TO DO:
Look through the records below and collect all lines that hold the string "Luogotenente".

SOURCE MATERIAL:
>> begin

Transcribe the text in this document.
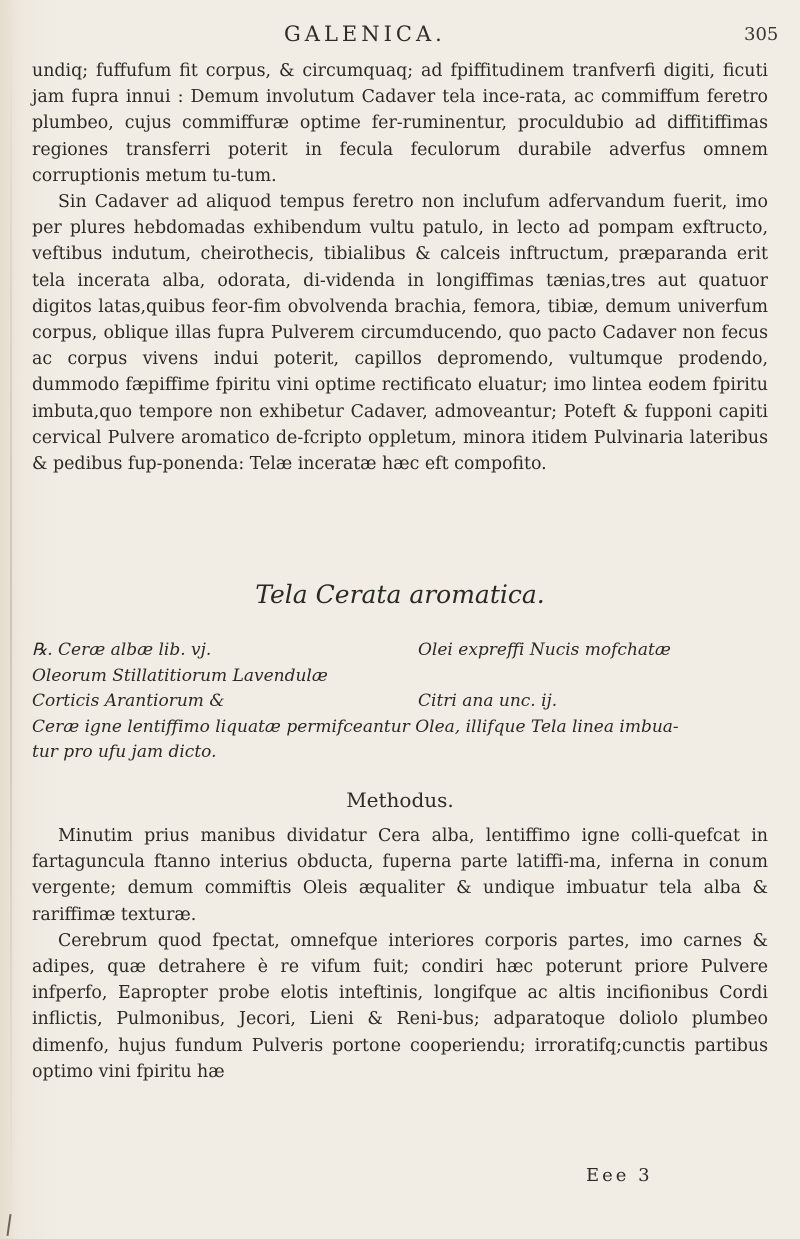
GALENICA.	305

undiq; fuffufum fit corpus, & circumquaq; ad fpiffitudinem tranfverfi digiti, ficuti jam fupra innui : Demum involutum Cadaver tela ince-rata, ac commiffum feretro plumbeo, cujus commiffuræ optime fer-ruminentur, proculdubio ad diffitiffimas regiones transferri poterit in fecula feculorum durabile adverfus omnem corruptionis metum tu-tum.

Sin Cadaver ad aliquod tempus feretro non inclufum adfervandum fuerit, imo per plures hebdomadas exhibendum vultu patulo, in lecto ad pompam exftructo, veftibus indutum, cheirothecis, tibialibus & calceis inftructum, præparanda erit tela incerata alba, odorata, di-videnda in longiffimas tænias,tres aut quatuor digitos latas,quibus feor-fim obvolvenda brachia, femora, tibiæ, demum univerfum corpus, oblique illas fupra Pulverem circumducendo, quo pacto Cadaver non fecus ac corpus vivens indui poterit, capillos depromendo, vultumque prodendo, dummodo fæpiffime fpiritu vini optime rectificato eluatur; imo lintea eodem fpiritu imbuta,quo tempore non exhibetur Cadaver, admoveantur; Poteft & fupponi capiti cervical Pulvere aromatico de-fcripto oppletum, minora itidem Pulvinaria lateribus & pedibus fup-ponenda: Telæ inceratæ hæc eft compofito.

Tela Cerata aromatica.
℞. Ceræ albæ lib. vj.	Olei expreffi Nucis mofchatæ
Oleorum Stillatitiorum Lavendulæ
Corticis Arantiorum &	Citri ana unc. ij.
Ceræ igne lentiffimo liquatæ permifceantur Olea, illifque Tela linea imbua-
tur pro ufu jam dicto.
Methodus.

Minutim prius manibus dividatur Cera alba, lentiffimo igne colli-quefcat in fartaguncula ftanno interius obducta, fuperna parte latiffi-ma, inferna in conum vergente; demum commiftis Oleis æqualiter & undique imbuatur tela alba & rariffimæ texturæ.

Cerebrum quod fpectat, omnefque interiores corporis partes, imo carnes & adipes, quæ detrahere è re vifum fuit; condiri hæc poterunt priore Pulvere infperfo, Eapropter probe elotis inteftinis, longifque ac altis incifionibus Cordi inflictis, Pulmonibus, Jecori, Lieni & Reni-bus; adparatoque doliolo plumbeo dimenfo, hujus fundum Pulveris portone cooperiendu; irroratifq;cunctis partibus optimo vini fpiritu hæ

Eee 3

>> end
>> begin

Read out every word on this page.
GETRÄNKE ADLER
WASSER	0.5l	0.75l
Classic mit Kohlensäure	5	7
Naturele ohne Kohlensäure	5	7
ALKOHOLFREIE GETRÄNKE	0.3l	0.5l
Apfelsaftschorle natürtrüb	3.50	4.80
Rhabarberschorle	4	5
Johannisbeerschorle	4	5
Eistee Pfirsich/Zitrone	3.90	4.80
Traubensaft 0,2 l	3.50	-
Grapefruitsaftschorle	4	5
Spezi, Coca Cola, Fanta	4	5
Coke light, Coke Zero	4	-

>> end
>> begin

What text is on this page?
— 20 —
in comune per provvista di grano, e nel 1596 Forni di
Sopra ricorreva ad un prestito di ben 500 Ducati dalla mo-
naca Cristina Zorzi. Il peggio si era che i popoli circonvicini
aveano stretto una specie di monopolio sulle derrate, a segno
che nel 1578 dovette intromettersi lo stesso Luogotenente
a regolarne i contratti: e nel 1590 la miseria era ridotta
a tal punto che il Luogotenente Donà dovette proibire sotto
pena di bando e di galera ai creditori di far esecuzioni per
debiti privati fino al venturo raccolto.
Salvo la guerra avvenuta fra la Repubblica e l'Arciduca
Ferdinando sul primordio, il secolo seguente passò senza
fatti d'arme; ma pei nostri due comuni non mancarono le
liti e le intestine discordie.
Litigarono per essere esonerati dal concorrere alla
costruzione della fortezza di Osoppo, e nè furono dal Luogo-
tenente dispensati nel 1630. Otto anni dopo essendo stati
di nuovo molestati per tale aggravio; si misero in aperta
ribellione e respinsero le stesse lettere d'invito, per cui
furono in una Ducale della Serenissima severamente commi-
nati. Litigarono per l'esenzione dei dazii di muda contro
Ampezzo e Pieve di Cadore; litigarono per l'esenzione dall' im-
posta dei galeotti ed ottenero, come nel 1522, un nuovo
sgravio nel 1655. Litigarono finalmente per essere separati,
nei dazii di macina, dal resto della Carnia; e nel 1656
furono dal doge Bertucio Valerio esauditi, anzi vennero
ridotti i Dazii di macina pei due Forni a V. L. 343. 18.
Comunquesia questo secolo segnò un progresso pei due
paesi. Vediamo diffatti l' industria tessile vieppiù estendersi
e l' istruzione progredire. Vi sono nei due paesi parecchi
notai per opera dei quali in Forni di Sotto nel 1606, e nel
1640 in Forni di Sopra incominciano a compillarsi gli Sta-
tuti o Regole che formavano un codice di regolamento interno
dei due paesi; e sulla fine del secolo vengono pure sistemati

>> end

FINISHED ANSWER:
che nel 1578 dovette intromettersi lo stesso Luogotenente
a tal punto che il Luogotenente Donà dovette proibire sotto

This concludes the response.